— Data listing —
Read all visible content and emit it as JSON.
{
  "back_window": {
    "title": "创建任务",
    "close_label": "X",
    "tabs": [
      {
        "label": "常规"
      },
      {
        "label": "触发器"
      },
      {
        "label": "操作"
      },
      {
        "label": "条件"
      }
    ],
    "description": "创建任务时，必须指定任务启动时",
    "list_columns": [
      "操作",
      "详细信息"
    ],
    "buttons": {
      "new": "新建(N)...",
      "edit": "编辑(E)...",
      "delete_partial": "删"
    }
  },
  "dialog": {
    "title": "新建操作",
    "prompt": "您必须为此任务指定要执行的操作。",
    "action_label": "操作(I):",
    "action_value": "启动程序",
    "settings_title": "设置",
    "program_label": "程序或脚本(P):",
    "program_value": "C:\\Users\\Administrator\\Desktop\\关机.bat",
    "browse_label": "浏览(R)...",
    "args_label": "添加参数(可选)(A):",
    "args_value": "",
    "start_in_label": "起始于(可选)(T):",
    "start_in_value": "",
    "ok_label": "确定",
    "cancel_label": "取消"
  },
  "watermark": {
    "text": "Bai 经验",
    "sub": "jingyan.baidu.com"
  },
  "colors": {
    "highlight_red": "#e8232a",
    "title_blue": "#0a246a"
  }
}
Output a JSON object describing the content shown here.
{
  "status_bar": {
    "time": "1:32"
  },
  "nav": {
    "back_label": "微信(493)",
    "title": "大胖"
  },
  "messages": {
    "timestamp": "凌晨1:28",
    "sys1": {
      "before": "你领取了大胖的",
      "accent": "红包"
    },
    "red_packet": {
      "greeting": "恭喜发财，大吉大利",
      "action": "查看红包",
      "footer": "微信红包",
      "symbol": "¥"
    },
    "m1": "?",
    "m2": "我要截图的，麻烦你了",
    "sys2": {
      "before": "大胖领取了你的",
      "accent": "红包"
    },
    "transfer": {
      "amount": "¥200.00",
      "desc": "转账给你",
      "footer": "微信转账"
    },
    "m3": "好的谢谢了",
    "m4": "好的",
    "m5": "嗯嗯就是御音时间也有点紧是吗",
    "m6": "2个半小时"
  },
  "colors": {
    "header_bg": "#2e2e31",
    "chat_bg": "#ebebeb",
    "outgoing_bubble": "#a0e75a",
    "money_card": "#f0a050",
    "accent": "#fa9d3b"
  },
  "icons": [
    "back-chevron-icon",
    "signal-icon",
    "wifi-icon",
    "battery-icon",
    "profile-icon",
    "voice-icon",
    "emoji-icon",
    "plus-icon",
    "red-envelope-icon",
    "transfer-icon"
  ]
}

— Problem —
Write out every entry word for word.

— Right answer —
Read all visible content and emit it as JSON.
{
  "back_window": {
    "title": "创建任务",
    "close_label": "X",
    "tabs": [
      {
        "label": "常规"
      },
      {
        "label": "触发器"
      },
      {
        "label": "操作"
      },
      {
        "label": "条件"
      }
    ],
    "description": "创建任务时，必须指定任务启动时",
    "list_columns": [
      "操作",
      "详细信息"
    ],
    "buttons": {
      "new": "新建(N)...",
      "edit": "编辑(E)...",
      "delete_partial": "删"
    }
  },
  "dialog": {
    "title": "新建操作",
    "prompt": "您必须为此任务指定要执行的操作。",
    "action_label": "操作(I):",
    "action_value": "启动程序",
    "settings_title": "设置",
    "program_label": "程序或脚本(P):",
    "program_value": "C:\\Users\\Administrator\\Desktop\\关机.bat",
    "browse_label": "浏览(R)...",
    "args_label": "添加参数(可选)(A):",
    "args_value": "",
    "start_in_label": "起始于(可选)(T):",
    "start_in_value": "",
    "ok_label": "确定",
    "cancel_label": "取消"
  },
  "watermark": {
    "text": "Bai 经验",
    "sub": "jingyan.baidu.com"
  },
  "colors": {
    "highlight_red": "#e8232a",
    "title_blue": "#0a246a"
  }
}
Output a JSON object describing the content shown here.
{
  "status_bar": {
    "time": "1:32"
  },
  "nav": {
    "back_label": "微信(493)",
    "title": "大胖"
  },
  "messages": {
    "timestamp": "凌晨1:28",
    "sys1": {
      "before": "你领取了大胖的",
      "accent": "红包"
    },
    "red_packet": {
      "greeting": "恭喜发财，大吉大利",
      "action": "查看红包",
      "footer": "微信红包",
      "symbol": "¥"
    },
    "m1": "?",
    "m2": "我要截图的，麻烦你了",
    "sys2": {
      "before": "大胖领取了你的",
      "accent": "红包"
    },
    "transfer": {
      "amount": "¥200.00",
      "desc": "转账给你",
      "footer": "微信转账"
    },
    "m3": "好的谢谢了",
    "m4": "好的",
    "m5": "嗯嗯就是御音时间也有点紧是吗",
    "m6": "2个半小时"
  },
  "colors": {
    "header_bg": "#2e2e31",
    "chat_bg": "#ebebeb",
    "outgoing_bubble": "#a0e75a",
    "money_card": "#f0a050",
    "accent": "#fa9d3b"
  },
  "icons": [
    "back-chevron-icon",
    "signal-icon",
    "wifi-icon",
    "battery-icon",
    "profile-icon",
    "voice-icon",
    "emoji-icon",
    "plus-icon",
    "red-envelope-icon",
    "transfer-icon"
  ]
}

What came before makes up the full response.